**EXERCISE DETAILS:** Return the data exactly, with all pictures removed.

---------------

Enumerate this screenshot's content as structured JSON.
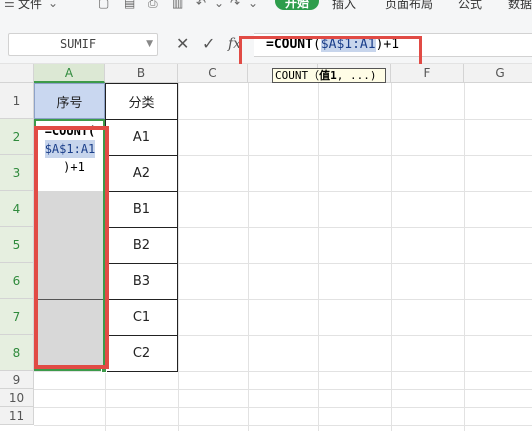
{
  "menubar": {
    "file_label": "文件",
    "start_tab": "开始",
    "insert_tab": "插入",
    "layout_tab": "页面布局",
    "formula_tab": "公式",
    "data_tab": "数据"
  },
  "formula_bar": {
    "name_box_value": "SUMIF",
    "fx_label": "fx",
    "formula_fn": "=COUNT",
    "formula_open": "(",
    "formula_ref": "$A$1:A1",
    "formula_close": ")",
    "formula_tail": "+1"
  },
  "tooltip": {
    "fn": "COUNT",
    "open": "（",
    "arg": "值1",
    "rest": ", ...)"
  },
  "columns": [
    "A",
    "B",
    "C",
    "D",
    "E",
    "F",
    "G"
  ],
  "rows": [
    "1",
    "2",
    "3",
    "4",
    "5",
    "6",
    "7",
    "8",
    "9",
    "10",
    "11"
  ],
  "cells": {
    "a1": "序号",
    "b1": "分类",
    "a2_line1": "=COUNT(",
    "a2_line2": "$A$1:A1",
    "a2_line3": ")+1",
    "b_values": [
      "A1",
      "A2",
      "B1",
      "B2",
      "B3",
      "C1",
      "C2"
    ]
  },
  "colors": {
    "accent_green": "#2e9d4c",
    "highlight_red": "#e14b45",
    "header_blue": "#c9d7f0"
  }
}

---------------

**RESULT FOR THIS TASK:**
Enumerate this screenshot's content as structured JSON.
{
  "menubar": {
    "file_label": "文件",
    "start_tab": "开始",
    "insert_tab": "插入",
    "layout_tab": "页面布局",
    "formula_tab": "公式",
    "data_tab": "数据"
  },
  "formula_bar": {
    "name_box_value": "SUMIF",
    "fx_label": "fx",
    "formula_fn": "=COUNT",
    "formula_open": "(",
    "formula_ref": "$A$1:A1",
    "formula_close": ")",
    "formula_tail": "+1"
  },
  "tooltip": {
    "fn": "COUNT",
    "open": "（",
    "arg": "值1",
    "rest": ", ...)"
  },
  "columns": [
    "A",
    "B",
    "C",
    "D",
    "E",
    "F",
    "G"
  ],
  "rows": [
    "1",
    "2",
    "3",
    "4",
    "5",
    "6",
    "7",
    "8",
    "9",
    "10",
    "11"
  ],
  "cells": {
    "a1": "序号",
    "b1": "分类",
    "a2_line1": "=COUNT(",
    "a2_line2": "$A$1:A1",
    "a2_line3": ")+1",
    "b_values": [
      "A1",
      "A2",
      "B1",
      "B2",
      "B3",
      "C1",
      "C2"
    ]
  },
  "colors": {
    "accent_green": "#2e9d4c",
    "highlight_red": "#e14b45",
    "header_blue": "#c9d7f0"
  }
}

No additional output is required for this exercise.